**TASK PROMPT:** Exactly as given, repeat all of the entries.

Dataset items
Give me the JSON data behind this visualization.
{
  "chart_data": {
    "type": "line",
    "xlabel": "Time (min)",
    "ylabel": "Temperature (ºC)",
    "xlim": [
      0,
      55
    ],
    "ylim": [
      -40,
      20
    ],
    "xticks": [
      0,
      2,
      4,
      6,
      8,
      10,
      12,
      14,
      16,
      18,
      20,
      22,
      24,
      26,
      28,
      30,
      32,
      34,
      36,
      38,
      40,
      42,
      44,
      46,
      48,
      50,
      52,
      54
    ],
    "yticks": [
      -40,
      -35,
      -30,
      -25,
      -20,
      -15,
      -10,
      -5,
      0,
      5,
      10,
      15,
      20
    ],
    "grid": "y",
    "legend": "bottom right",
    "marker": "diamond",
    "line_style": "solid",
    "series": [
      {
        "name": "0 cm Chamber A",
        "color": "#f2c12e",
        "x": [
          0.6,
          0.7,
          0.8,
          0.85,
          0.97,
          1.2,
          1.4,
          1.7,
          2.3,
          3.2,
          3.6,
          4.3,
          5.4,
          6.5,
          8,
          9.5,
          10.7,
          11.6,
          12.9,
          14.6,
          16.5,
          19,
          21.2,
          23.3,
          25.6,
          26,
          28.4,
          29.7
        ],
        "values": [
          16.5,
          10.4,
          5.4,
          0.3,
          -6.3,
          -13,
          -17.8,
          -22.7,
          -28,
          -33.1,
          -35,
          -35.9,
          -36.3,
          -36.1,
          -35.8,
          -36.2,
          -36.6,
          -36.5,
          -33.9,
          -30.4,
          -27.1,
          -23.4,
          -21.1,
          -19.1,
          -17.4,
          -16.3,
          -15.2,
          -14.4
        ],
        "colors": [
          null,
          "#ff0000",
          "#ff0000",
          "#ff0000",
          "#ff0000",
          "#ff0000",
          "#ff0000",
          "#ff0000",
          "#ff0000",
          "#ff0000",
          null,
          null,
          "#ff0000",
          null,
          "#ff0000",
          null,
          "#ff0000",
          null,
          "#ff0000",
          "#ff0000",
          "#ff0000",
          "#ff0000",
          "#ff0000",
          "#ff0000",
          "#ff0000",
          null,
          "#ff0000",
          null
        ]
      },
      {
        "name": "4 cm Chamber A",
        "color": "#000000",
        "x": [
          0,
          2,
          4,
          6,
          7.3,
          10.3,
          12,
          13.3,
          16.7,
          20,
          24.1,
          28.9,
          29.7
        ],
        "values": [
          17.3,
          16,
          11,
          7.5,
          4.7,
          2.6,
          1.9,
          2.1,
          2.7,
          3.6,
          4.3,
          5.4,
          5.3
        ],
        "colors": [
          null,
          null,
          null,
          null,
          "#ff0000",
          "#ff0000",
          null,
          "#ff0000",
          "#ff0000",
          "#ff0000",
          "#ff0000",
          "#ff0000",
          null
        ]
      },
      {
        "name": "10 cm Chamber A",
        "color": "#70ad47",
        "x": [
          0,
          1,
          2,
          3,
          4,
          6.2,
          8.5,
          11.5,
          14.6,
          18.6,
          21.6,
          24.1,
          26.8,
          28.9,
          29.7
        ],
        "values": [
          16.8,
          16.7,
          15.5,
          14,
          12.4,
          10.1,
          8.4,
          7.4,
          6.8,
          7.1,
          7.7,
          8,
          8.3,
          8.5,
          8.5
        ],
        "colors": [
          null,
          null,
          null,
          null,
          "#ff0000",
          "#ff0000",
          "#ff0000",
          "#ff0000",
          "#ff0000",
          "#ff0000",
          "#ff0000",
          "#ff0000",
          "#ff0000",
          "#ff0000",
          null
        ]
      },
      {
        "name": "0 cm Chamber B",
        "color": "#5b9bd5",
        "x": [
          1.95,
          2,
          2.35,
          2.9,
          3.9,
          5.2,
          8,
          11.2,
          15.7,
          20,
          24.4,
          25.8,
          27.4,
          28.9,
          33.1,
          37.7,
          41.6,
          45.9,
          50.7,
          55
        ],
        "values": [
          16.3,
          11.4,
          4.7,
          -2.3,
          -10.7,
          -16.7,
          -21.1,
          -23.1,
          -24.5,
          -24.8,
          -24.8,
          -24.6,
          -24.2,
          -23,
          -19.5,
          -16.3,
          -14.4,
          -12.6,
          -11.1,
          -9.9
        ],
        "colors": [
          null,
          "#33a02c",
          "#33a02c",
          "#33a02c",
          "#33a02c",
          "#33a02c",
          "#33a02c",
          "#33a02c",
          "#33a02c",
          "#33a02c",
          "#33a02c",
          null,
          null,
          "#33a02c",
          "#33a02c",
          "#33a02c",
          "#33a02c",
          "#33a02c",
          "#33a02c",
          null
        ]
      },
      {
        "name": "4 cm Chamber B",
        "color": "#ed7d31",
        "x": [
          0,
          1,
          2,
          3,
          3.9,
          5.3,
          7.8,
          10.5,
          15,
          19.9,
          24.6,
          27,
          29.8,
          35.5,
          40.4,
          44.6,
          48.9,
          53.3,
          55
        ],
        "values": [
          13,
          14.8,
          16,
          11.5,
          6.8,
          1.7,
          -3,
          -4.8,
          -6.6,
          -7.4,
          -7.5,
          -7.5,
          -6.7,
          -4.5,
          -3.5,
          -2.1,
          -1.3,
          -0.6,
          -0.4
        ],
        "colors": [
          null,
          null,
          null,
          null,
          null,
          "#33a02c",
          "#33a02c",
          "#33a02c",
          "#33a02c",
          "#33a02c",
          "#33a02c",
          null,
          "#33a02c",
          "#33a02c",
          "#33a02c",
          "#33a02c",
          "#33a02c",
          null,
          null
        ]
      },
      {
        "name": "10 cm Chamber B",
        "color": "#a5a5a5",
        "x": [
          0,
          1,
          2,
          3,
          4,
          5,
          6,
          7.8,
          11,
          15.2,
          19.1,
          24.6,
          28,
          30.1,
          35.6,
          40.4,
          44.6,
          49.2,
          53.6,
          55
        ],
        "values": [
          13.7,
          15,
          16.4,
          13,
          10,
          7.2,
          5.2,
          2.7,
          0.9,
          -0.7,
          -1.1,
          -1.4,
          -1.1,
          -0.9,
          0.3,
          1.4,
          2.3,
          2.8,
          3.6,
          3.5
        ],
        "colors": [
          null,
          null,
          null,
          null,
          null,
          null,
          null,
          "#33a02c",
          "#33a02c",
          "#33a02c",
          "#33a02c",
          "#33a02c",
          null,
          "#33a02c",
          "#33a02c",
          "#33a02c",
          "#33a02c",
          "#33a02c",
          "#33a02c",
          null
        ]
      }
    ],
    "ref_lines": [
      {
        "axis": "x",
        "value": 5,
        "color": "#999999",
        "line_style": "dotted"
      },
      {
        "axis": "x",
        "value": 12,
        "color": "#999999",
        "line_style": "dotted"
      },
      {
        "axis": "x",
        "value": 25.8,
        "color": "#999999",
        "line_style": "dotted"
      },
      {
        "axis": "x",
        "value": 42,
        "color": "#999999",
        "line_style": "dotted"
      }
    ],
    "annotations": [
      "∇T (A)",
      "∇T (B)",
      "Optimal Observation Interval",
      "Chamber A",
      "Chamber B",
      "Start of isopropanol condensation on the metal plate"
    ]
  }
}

**THE RESPONSE:**
Give me the JSON data behind this visualization.
{
  "chart_data": {
    "type": "line",
    "xlabel": "Time (min)",
    "ylabel": "Temperature (ºC)",
    "xlim": [
      0,
      55
    ],
    "ylim": [
      -40,
      20
    ],
    "xticks": [
      0,
      2,
      4,
      6,
      8,
      10,
      12,
      14,
      16,
      18,
      20,
      22,
      24,
      26,
      28,
      30,
      32,
      34,
      36,
      38,
      40,
      42,
      44,
      46,
      48,
      50,
      52,
      54
    ],
    "yticks": [
      -40,
      -35,
      -30,
      -25,
      -20,
      -15,
      -10,
      -5,
      0,
      5,
      10,
      15,
      20
    ],
    "grid": "y",
    "legend": "bottom right",
    "marker": "diamond",
    "line_style": "solid",
    "series": [
      {
        "name": "0 cm Chamber A",
        "color": "#f2c12e",
        "x": [
          0.6,
          0.7,
          0.8,
          0.85,
          0.97,
          1.2,
          1.4,
          1.7,
          2.3,
          3.2,
          3.6,
          4.3,
          5.4,
          6.5,
          8,
          9.5,
          10.7,
          11.6,
          12.9,
          14.6,
          16.5,
          19,
          21.2,
          23.3,
          25.6,
          26,
          28.4,
          29.7
        ],
        "values": [
          16.5,
          10.4,
          5.4,
          0.3,
          -6.3,
          -13,
          -17.8,
          -22.7,
          -28,
          -33.1,
          -35,
          -35.9,
          -36.3,
          -36.1,
          -35.8,
          -36.2,
          -36.6,
          -36.5,
          -33.9,
          -30.4,
          -27.1,
          -23.4,
          -21.1,
          -19.1,
          -17.4,
          -16.3,
          -15.2,
          -14.4
        ],
        "colors": [
          null,
          "#ff0000",
          "#ff0000",
          "#ff0000",
          "#ff0000",
          "#ff0000",
          "#ff0000",
          "#ff0000",
          "#ff0000",
          "#ff0000",
          null,
          null,
          "#ff0000",
          null,
          "#ff0000",
          null,
          "#ff0000",
          null,
          "#ff0000",
          "#ff0000",
          "#ff0000",
          "#ff0000",
          "#ff0000",
          "#ff0000",
          "#ff0000",
          null,
          "#ff0000",
          null
        ]
      },
      {
        "name": "4 cm Chamber A",
        "color": "#000000",
        "x": [
          0,
          2,
          4,
          6,
          7.3,
          10.3,
          12,
          13.3,
          16.7,
          20,
          24.1,
          28.9,
          29.7
        ],
        "values": [
          17.3,
          16,
          11,
          7.5,
          4.7,
          2.6,
          1.9,
          2.1,
          2.7,
          3.6,
          4.3,
          5.4,
          5.3
        ],
        "colors": [
          null,
          null,
          null,
          null,
          "#ff0000",
          "#ff0000",
          null,
          "#ff0000",
          "#ff0000",
          "#ff0000",
          "#ff0000",
          "#ff0000",
          null
        ]
      },
      {
        "name": "10 cm Chamber A",
        "color": "#70ad47",
        "x": [
          0,
          1,
          2,
          3,
          4,
          6.2,
          8.5,
          11.5,
          14.6,
          18.6,
          21.6,
          24.1,
          26.8,
          28.9,
          29.7
        ],
        "values": [
          16.8,
          16.7,
          15.5,
          14,
          12.4,
          10.1,
          8.4,
          7.4,
          6.8,
          7.1,
          7.7,
          8,
          8.3,
          8.5,
          8.5
        ],
        "colors": [
          null,
          null,
          null,
          null,
          "#ff0000",
          "#ff0000",
          "#ff0000",
          "#ff0000",
          "#ff0000",
          "#ff0000",
          "#ff0000",
          "#ff0000",
          "#ff0000",
          "#ff0000",
          null
        ]
      },
      {
        "name": "0 cm Chamber B",
        "color": "#5b9bd5",
        "x": [
          1.95,
          2,
          2.35,
          2.9,
          3.9,
          5.2,
          8,
          11.2,
          15.7,
          20,
          24.4,
          25.8,
          27.4,
          28.9,
          33.1,
          37.7,
          41.6,
          45.9,
          50.7,
          55
        ],
        "values": [
          16.3,
          11.4,
          4.7,
          -2.3,
          -10.7,
          -16.7,
          -21.1,
          -23.1,
          -24.5,
          -24.8,
          -24.8,
          -24.6,
          -24.2,
          -23,
          -19.5,
          -16.3,
          -14.4,
          -12.6,
          -11.1,
          -9.9
        ],
        "colors": [
          null,
          "#33a02c",
          "#33a02c",
          "#33a02c",
          "#33a02c",
          "#33a02c",
          "#33a02c",
          "#33a02c",
          "#33a02c",
          "#33a02c",
          "#33a02c",
          null,
          null,
          "#33a02c",
          "#33a02c",
          "#33a02c",
          "#33a02c",
          "#33a02c",
          "#33a02c",
          null
        ]
      },
      {
        "name": "4 cm Chamber B",
        "color": "#ed7d31",
        "x": [
          0,
          1,
          2,
          3,
          3.9,
          5.3,
          7.8,
          10.5,
          15,
          19.9,
          24.6,
          27,
          29.8,
          35.5,
          40.4,
          44.6,
          48.9,
          53.3,
          55
        ],
        "values": [
          13,
          14.8,
          16,
          11.5,
          6.8,
          1.7,
          -3,
          -4.8,
          -6.6,
          -7.4,
          -7.5,
          -7.5,
          -6.7,
          -4.5,
          -3.5,
          -2.1,
          -1.3,
          -0.6,
          -0.4
        ],
        "colors": [
          null,
          null,
          null,
          null,
          null,
          "#33a02c",
          "#33a02c",
          "#33a02c",
          "#33a02c",
          "#33a02c",
          "#33a02c",
          null,
          "#33a02c",
          "#33a02c",
          "#33a02c",
          "#33a02c",
          "#33a02c",
          null,
          null
        ]
      },
      {
        "name": "10 cm Chamber B",
        "color": "#a5a5a5",
        "x": [
          0,
          1,
          2,
          3,
          4,
          5,
          6,
          7.8,
          11,
          15.2,
          19.1,
          24.6,
          28,
          30.1,
          35.6,
          40.4,
          44.6,
          49.2,
          53.6,
          55
        ],
        "values": [
          13.7,
          15,
          16.4,
          13,
          10,
          7.2,
          5.2,
          2.7,
          0.9,
          -0.7,
          -1.1,
          -1.4,
          -1.1,
          -0.9,
          0.3,
          1.4,
          2.3,
          2.8,
          3.6,
          3.5
        ],
        "colors": [
          null,
          null,
          null,
          null,
          null,
          null,
          null,
          "#33a02c",
          "#33a02c",
          "#33a02c",
          "#33a02c",
          "#33a02c",
          null,
          "#33a02c",
          "#33a02c",
          "#33a02c",
          "#33a02c",
          "#33a02c",
          "#33a02c",
          null
        ]
      }
    ],
    "ref_lines": [
      {
        "axis": "x",
        "value": 5,
        "color": "#999999",
        "line_style": "dotted"
      },
      {
        "axis": "x",
        "value": 12,
        "color": "#999999",
        "line_style": "dotted"
      },
      {
        "axis": "x",
        "value": 25.8,
        "color": "#999999",
        "line_style": "dotted"
      },
      {
        "axis": "x",
        "value": 42,
        "color": "#999999",
        "line_style": "dotted"
      }
    ],
    "annotations": [
      "∇T (A)",
      "∇T (B)",
      "Optimal Observation Interval",
      "Chamber A",
      "Chamber B",
      "Start of isopropanol condensation on the metal plate"
    ]
  }
}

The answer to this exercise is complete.